[Begin ENTRIES]

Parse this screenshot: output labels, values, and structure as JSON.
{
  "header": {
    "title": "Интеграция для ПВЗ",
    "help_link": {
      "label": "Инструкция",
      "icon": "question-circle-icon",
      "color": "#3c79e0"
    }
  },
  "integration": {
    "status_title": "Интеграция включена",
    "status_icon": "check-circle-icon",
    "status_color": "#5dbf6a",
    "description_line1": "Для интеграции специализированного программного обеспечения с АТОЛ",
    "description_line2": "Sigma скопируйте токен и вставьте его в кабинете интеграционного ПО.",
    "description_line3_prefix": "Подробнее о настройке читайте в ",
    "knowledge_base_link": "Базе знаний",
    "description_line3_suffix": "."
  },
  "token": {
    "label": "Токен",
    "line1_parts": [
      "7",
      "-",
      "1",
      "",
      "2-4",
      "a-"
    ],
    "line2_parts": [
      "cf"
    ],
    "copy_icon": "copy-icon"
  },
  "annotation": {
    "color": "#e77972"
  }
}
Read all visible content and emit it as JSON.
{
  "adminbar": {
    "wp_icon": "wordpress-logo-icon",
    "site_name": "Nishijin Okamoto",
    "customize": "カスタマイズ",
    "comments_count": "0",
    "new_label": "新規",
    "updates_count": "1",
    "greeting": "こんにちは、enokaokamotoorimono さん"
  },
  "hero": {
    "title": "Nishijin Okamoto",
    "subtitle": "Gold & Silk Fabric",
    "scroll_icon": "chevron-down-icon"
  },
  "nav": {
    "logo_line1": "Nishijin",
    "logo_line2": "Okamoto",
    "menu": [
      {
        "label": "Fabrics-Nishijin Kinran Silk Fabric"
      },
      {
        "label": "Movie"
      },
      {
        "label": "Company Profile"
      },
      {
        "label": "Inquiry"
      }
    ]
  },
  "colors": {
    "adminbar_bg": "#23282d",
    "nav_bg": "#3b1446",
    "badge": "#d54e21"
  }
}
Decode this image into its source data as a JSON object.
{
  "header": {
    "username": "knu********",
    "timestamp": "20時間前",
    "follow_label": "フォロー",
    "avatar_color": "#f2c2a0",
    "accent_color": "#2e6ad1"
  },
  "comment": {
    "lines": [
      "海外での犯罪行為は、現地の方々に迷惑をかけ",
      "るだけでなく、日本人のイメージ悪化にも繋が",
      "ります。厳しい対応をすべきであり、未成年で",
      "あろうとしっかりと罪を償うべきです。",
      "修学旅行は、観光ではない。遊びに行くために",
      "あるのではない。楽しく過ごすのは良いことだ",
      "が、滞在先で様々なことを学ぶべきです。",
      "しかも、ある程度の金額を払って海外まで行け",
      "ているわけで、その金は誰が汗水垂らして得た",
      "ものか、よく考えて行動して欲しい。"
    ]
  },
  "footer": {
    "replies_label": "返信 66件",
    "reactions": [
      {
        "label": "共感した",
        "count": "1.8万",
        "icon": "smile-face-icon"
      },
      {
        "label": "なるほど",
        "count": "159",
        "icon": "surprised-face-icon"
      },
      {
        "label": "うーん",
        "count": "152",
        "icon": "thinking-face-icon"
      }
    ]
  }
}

[End ENTRIES]

## GIVEN TASK
The records above should be duplicated in full, exactly as given.

## ANSWER FOR THIS EXERCISE
Parse this screenshot: output labels, values, and structure as JSON.
{
  "header": {
    "title": "Интеграция для ПВЗ",
    "help_link": {
      "label": "Инструкция",
      "icon": "question-circle-icon",
      "color": "#3c79e0"
    }
  },
  "integration": {
    "status_title": "Интеграция включена",
    "status_icon": "check-circle-icon",
    "status_color": "#5dbf6a",
    "description_line1": "Для интеграции специализированного программного обеспечения с АТОЛ",
    "description_line2": "Sigma скопируйте токен и вставьте его в кабинете интеграционного ПО.",
    "description_line3_prefix": "Подробнее о настройке читайте в ",
    "knowledge_base_link": "Базе знаний",
    "description_line3_suffix": "."
  },
  "token": {
    "label": "Токен",
    "line1_parts": [
      "7",
      "-",
      "1",
      "",
      "2-4",
      "a-"
    ],
    "line2_parts": [
      "cf"
    ],
    "copy_icon": "copy-icon"
  },
  "annotation": {
    "color": "#e77972"
  }
}
Read all visible content and emit it as JSON.
{
  "adminbar": {
    "wp_icon": "wordpress-logo-icon",
    "site_name": "Nishijin Okamoto",
    "customize": "カスタマイズ",
    "comments_count": "0",
    "new_label": "新規",
    "updates_count": "1",
    "greeting": "こんにちは、enokaokamotoorimono さん"
  },
  "hero": {
    "title": "Nishijin Okamoto",
    "subtitle": "Gold & Silk Fabric",
    "scroll_icon": "chevron-down-icon"
  },
  "nav": {
    "logo_line1": "Nishijin",
    "logo_line2": "Okamoto",
    "menu": [
      {
        "label": "Fabrics-Nishijin Kinran Silk Fabric"
      },
      {
        "label": "Movie"
      },
      {
        "label": "Company Profile"
      },
      {
        "label": "Inquiry"
      }
    ]
  },
  "colors": {
    "adminbar_bg": "#23282d",
    "nav_bg": "#3b1446",
    "badge": "#d54e21"
  }
}
Decode this image into its source data as a JSON object.
{
  "header": {
    "username": "knu********",
    "timestamp": "20時間前",
    "follow_label": "フォロー",
    "avatar_color": "#f2c2a0",
    "accent_color": "#2e6ad1"
  },
  "comment": {
    "lines": [
      "海外での犯罪行為は、現地の方々に迷惑をかけ",
      "るだけでなく、日本人のイメージ悪化にも繋が",
      "ります。厳しい対応をすべきであり、未成年で",
      "あろうとしっかりと罪を償うべきです。",
      "修学旅行は、観光ではない。遊びに行くために",
      "あるのではない。楽しく過ごすのは良いことだ",
      "が、滞在先で様々なことを学ぶべきです。",
      "しかも、ある程度の金額を払って海外まで行け",
      "ているわけで、その金は誰が汗水垂らして得た",
      "ものか、よく考えて行動して欲しい。"
    ]
  },
  "footer": {
    "replies_label": "返信 66件",
    "reactions": [
      {
        "label": "共感した",
        "count": "1.8万",
        "icon": "smile-face-icon"
      },
      {
        "label": "なるほど",
        "count": "159",
        "icon": "surprised-face-icon"
      },
      {
        "label": "うーん",
        "count": "152",
        "icon": "thinking-face-icon"
      }
    ]
  }
}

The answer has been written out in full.